Data entries for graphics
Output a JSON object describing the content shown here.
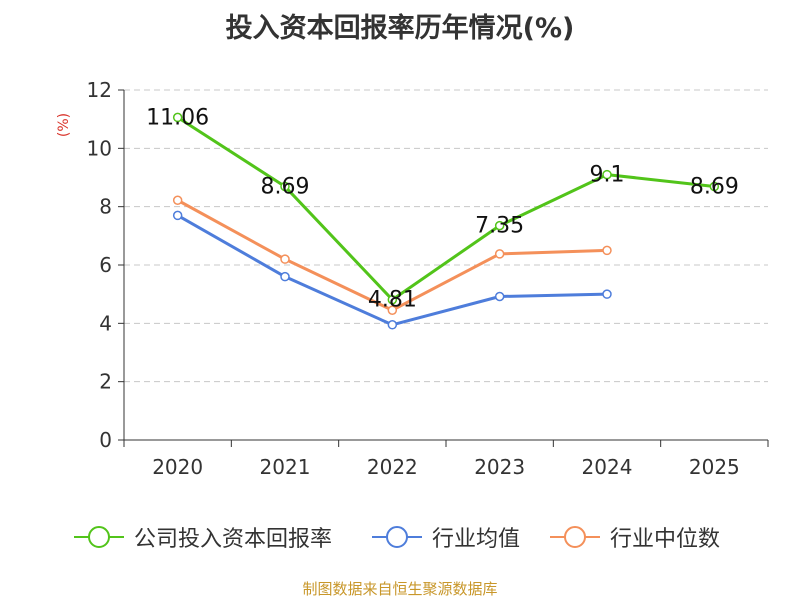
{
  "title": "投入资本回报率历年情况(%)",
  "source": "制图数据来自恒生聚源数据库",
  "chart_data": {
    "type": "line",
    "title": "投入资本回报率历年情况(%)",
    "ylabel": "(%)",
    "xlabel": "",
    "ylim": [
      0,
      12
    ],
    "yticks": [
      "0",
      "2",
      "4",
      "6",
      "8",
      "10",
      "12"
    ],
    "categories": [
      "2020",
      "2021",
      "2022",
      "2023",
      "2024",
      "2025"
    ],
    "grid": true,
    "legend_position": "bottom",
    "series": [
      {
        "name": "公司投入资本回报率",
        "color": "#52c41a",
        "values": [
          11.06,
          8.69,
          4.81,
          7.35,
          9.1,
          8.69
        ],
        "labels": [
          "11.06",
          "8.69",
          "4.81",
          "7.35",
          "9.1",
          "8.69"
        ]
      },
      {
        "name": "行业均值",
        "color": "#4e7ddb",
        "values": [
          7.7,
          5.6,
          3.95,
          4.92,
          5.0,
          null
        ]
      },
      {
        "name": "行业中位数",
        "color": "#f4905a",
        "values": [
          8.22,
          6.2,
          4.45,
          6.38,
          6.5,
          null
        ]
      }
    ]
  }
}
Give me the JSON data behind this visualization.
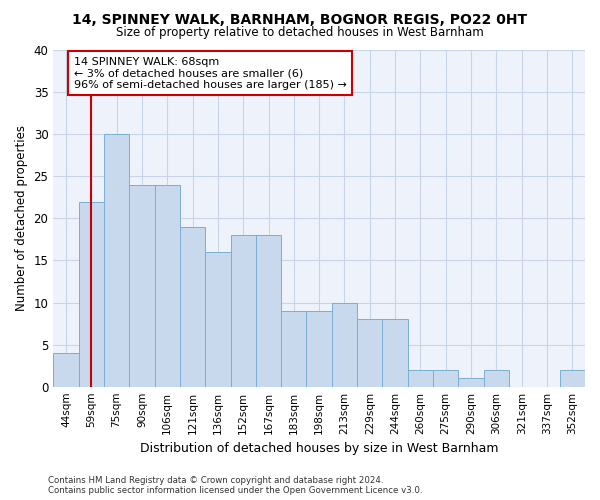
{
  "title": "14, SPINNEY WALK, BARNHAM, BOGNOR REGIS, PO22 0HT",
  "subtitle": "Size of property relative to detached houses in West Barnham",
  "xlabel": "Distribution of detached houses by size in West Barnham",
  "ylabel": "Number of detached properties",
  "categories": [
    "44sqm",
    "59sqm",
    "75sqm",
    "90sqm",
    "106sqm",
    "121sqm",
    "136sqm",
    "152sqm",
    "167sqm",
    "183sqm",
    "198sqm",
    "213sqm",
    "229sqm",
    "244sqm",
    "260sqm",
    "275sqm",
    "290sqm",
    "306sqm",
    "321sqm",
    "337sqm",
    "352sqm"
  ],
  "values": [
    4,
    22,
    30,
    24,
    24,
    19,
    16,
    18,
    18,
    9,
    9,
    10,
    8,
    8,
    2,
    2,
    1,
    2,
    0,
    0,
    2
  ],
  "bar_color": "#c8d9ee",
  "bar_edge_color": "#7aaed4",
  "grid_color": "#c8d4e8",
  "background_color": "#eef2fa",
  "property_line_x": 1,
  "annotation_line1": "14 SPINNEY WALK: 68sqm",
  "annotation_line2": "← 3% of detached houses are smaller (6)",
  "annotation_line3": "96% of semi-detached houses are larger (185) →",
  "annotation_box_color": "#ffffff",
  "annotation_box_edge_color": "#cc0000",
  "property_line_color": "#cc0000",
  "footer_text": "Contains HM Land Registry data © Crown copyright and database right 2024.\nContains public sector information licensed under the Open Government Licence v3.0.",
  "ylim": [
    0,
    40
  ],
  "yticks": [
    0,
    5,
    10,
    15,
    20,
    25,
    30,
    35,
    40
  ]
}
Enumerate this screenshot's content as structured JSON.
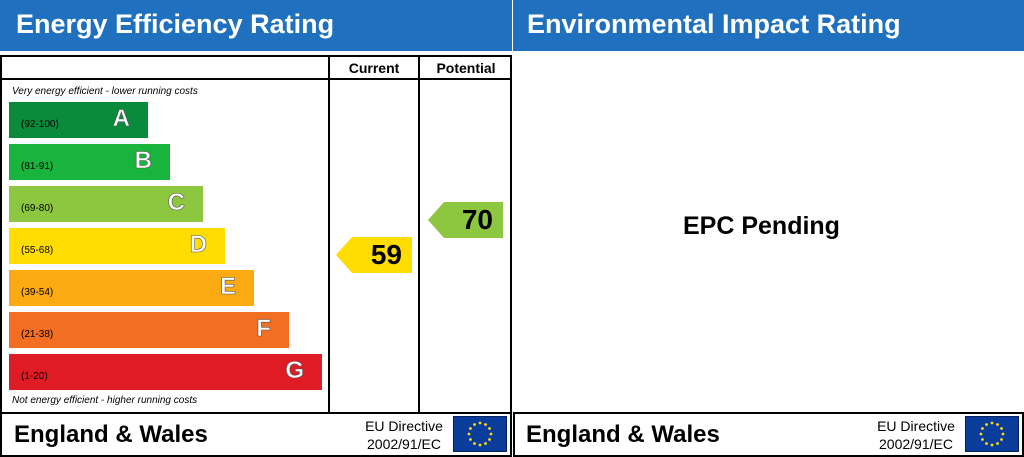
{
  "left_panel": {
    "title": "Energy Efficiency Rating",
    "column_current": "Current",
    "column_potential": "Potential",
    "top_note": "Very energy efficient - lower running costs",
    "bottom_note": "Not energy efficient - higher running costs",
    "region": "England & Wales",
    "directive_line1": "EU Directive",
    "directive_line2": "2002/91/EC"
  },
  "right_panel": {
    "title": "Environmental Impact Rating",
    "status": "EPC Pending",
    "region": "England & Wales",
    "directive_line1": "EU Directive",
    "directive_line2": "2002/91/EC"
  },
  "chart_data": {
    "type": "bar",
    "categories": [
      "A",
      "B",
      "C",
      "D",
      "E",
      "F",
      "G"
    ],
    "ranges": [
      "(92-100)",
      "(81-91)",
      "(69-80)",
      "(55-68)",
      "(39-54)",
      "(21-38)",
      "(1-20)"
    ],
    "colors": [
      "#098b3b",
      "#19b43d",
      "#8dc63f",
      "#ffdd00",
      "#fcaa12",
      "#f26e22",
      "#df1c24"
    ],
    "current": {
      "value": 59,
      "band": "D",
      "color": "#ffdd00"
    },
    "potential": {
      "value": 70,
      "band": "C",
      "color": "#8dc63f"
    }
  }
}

---

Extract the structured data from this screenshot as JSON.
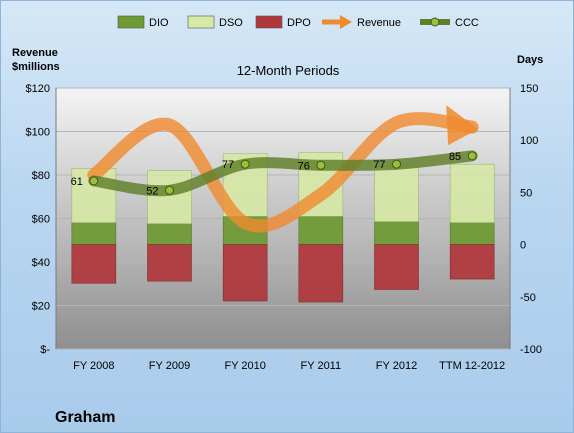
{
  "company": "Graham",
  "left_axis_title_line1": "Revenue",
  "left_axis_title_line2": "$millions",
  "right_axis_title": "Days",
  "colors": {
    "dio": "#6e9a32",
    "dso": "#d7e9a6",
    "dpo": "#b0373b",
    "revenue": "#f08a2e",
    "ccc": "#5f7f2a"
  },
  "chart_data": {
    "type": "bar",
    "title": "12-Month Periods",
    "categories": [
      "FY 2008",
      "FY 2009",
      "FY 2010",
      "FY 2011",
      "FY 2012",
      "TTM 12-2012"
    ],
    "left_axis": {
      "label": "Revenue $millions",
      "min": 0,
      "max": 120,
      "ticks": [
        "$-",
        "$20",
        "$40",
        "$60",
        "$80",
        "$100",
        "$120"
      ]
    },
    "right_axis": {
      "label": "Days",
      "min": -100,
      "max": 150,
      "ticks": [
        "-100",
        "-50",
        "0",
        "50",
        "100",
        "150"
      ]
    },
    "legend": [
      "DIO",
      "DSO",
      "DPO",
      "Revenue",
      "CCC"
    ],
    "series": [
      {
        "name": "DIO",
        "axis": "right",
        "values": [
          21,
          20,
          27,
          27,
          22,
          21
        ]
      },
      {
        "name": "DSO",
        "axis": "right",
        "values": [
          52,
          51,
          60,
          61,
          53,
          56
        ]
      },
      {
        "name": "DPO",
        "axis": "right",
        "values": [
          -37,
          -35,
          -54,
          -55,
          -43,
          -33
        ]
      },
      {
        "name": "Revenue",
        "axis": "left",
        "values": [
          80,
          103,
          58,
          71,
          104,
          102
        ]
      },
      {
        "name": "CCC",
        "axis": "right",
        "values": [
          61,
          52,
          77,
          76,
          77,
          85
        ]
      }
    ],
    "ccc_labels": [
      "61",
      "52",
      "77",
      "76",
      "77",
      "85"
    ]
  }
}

*WORK REQUIRED*.
Check each line above for "millions" and return the ones that have it.

*SOLUTION BELOW*.
  "left_axis_title_line2": "$millions",
      "label": "Revenue $millions",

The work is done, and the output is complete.